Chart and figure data
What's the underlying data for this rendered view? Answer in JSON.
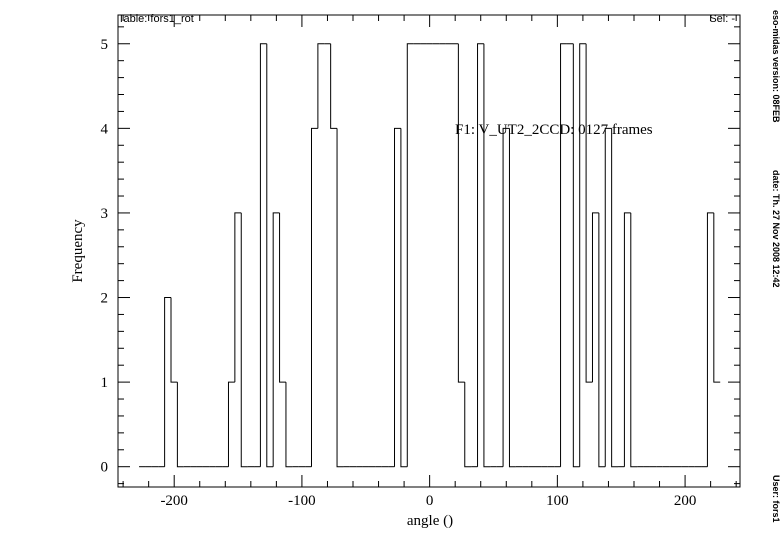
{
  "chart_data": {
    "type": "histogram",
    "header_left": "Table: fors1_rot",
    "header_right": "Sel: -",
    "annotation": "F1: V_UT2_2CCD: 0127 frames",
    "xlabel": "angle ()",
    "ylabel": "Frequency",
    "side_texts": [
      "eso-midas version: 08FEB",
      "date: Th. 27 Nov 2008 12:42",
      "User: fors1"
    ],
    "color": "#000000",
    "bins": [
      -227.5,
      -222.5,
      -217.5,
      -212.5,
      -207.5,
      -202.5,
      -197.5,
      -192.5,
      -187.5,
      -182.5,
      -177.5,
      -172.5,
      -167.5,
      -162.5,
      -157.5,
      -152.5,
      -147.5,
      -142.5,
      -137.5,
      -132.5,
      -127.5,
      -122.5,
      -117.5,
      -112.5,
      -107.5,
      -102.5,
      -97.5,
      -92.5,
      -87.5,
      -82.5,
      -77.5,
      -72.5,
      -67.5,
      -62.5,
      -57.5,
      -52.5,
      -47.5,
      -42.5,
      -37.5,
      -32.5,
      -27.5,
      -22.5,
      -17.5,
      -12.5,
      -7.5,
      -2.5,
      2.5,
      7.5,
      12.5,
      17.5,
      22.5,
      27.5,
      32.5,
      37.5,
      42.5,
      47.5,
      52.5,
      57.5,
      62.5,
      67.5,
      72.5,
      77.5,
      82.5,
      87.5,
      92.5,
      97.5,
      102.5,
      107.5,
      112.5,
      117.5,
      122.5,
      127.5,
      132.5,
      137.5,
      142.5,
      147.5,
      152.5,
      157.5,
      162.5,
      167.5,
      172.5,
      177.5,
      182.5,
      187.5,
      192.5,
      197.5,
      202.5,
      207.5,
      212.5,
      217.5,
      222.5,
      227.5
    ],
    "values": [
      0,
      0,
      0,
      0,
      2,
      1,
      0,
      0,
      0,
      0,
      0,
      0,
      0,
      0,
      1,
      3,
      0,
      0,
      0,
      5,
      0,
      3,
      1,
      0,
      0,
      0,
      0,
      4,
      5,
      5,
      4,
      0,
      0,
      0,
      0,
      0,
      0,
      0,
      0,
      0,
      4,
      0,
      5,
      5,
      5,
      5,
      5,
      5,
      5,
      5,
      1,
      0,
      0,
      5,
      0,
      0,
      0,
      4,
      0,
      0,
      0,
      0,
      0,
      0,
      0,
      0,
      5,
      5,
      0,
      5,
      1,
      3,
      0,
      4,
      0,
      0,
      3,
      0,
      0,
      0,
      0,
      0,
      0,
      0,
      0,
      0,
      0,
      0,
      0,
      3,
      1
    ],
    "xlim": [
      -244,
      243
    ],
    "ylim": [
      -0.24,
      5.34
    ],
    "xticks": [
      -200,
      -100,
      0,
      100,
      200
    ],
    "yticks": [
      0,
      1,
      2,
      3,
      4,
      5
    ],
    "xminorticks": [
      -240,
      -220,
      -180,
      -160,
      -140,
      -120,
      -80,
      -60,
      -40,
      -20,
      20,
      40,
      60,
      80,
      120,
      140,
      160,
      180,
      220,
      240
    ],
    "yminorticks": [
      -0.2,
      0.2,
      0.4,
      0.6,
      0.8,
      1.2,
      1.4,
      1.6,
      1.8,
      2.2,
      2.4,
      2.6,
      2.8,
      3.2,
      3.4,
      3.6,
      3.8,
      4.2,
      4.4,
      4.6,
      4.8,
      5.2
    ]
  }
}
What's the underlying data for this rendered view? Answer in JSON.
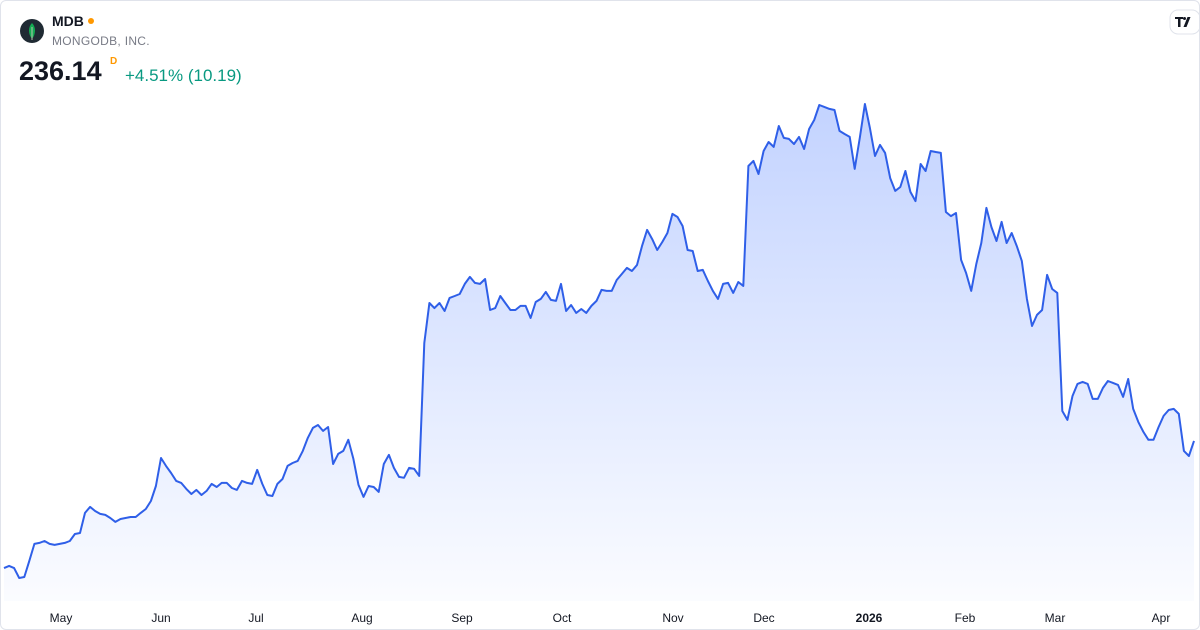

**Exercise goal**
Repeat the entries exactly and keep the pictures out of the copy.

**Output of the exercise**
What's the underlying data for this rendered view? Answer in JSON.
{
  "chart_data": {
    "type": "histogram",
    "header_left": "Table: fors1_rot",
    "header_right": "Sel: -",
    "annotation": "F1: V_UT2_2CCD: 0127 frames",
    "xlabel": "angle ()",
    "ylabel": "Frequency",
    "side_texts": [
      "eso-midas version: 08FEB",
      "date: Th. 27 Nov 2008 12:42",
      "User: fors1"
    ],
    "color": "#000000",
    "bins": [
      -227.5,
      -222.5,
      -217.5,
      -212.5,
      -207.5,
      -202.5,
      -197.5,
      -192.5,
      -187.5,
      -182.5,
      -177.5,
      -172.5,
      -167.5,
      -162.5,
      -157.5,
      -152.5,
      -147.5,
      -142.5,
      -137.5,
      -132.5,
      -127.5,
      -122.5,
      -117.5,
      -112.5,
      -107.5,
      -102.5,
      -97.5,
      -92.5,
      -87.5,
      -82.5,
      -77.5,
      -72.5,
      -67.5,
      -62.5,
      -57.5,
      -52.5,
      -47.5,
      -42.5,
      -37.5,
      -32.5,
      -27.5,
      -22.5,
      -17.5,
      -12.5,
      -7.5,
      -2.5,
      2.5,
      7.5,
      12.5,
      17.5,
      22.5,
      27.5,
      32.5,
      37.5,
      42.5,
      47.5,
      52.5,
      57.5,
      62.5,
      67.5,
      72.5,
      77.5,
      82.5,
      87.5,
      92.5,
      97.5,
      102.5,
      107.5,
      112.5,
      117.5,
      122.5,
      127.5,
      132.5,
      137.5,
      142.5,
      147.5,
      152.5,
      157.5,
      162.5,
      167.5,
      172.5,
      177.5,
      182.5,
      187.5,
      192.5,
      197.5,
      202.5,
      207.5,
      212.5,
      217.5,
      222.5,
      227.5
    ],
    "values": [
      0,
      0,
      0,
      0,
      2,
      1,
      0,
      0,
      0,
      0,
      0,
      0,
      0,
      0,
      1,
      3,
      0,
      0,
      0,
      5,
      0,
      3,
      1,
      0,
      0,
      0,
      0,
      4,
      5,
      5,
      4,
      0,
      0,
      0,
      0,
      0,
      0,
      0,
      0,
      0,
      4,
      0,
      5,
      5,
      5,
      5,
      5,
      5,
      5,
      5,
      1,
      0,
      0,
      5,
      0,
      0,
      0,
      4,
      0,
      0,
      0,
      0,
      0,
      0,
      0,
      0,
      5,
      5,
      0,
      5,
      1,
      3,
      0,
      4,
      0,
      0,
      3,
      0,
      0,
      0,
      0,
      0,
      0,
      0,
      0,
      0,
      0,
      0,
      0,
      3,
      1
    ],
    "xlim": [
      -244,
      243
    ],
    "ylim": [
      -0.24,
      5.34
    ],
    "xticks": [
      -200,
      -100,
      0,
      100,
      200
    ],
    "yticks": [
      0,
      1,
      2,
      3,
      4,
      5
    ],
    "xminorticks": [
      -240,
      -220,
      -180,
      -160,
      -140,
      -120,
      -80,
      -60,
      -40,
      -20,
      20,
      40,
      60,
      80,
      120,
      140,
      160,
      180,
      220,
      240
    ],
    "yminorticks": [
      -0.2,
      0.2,
      0.4,
      0.6,
      0.8,
      1.2,
      1.4,
      1.6,
      1.8,
      2.2,
      2.4,
      2.6,
      2.8,
      3.2,
      3.4,
      3.6,
      3.8,
      4.2,
      4.4,
      4.6,
      4.8,
      5.2
    ]
  }
}
What's the underlying data for this rendered view? Answer in JSON.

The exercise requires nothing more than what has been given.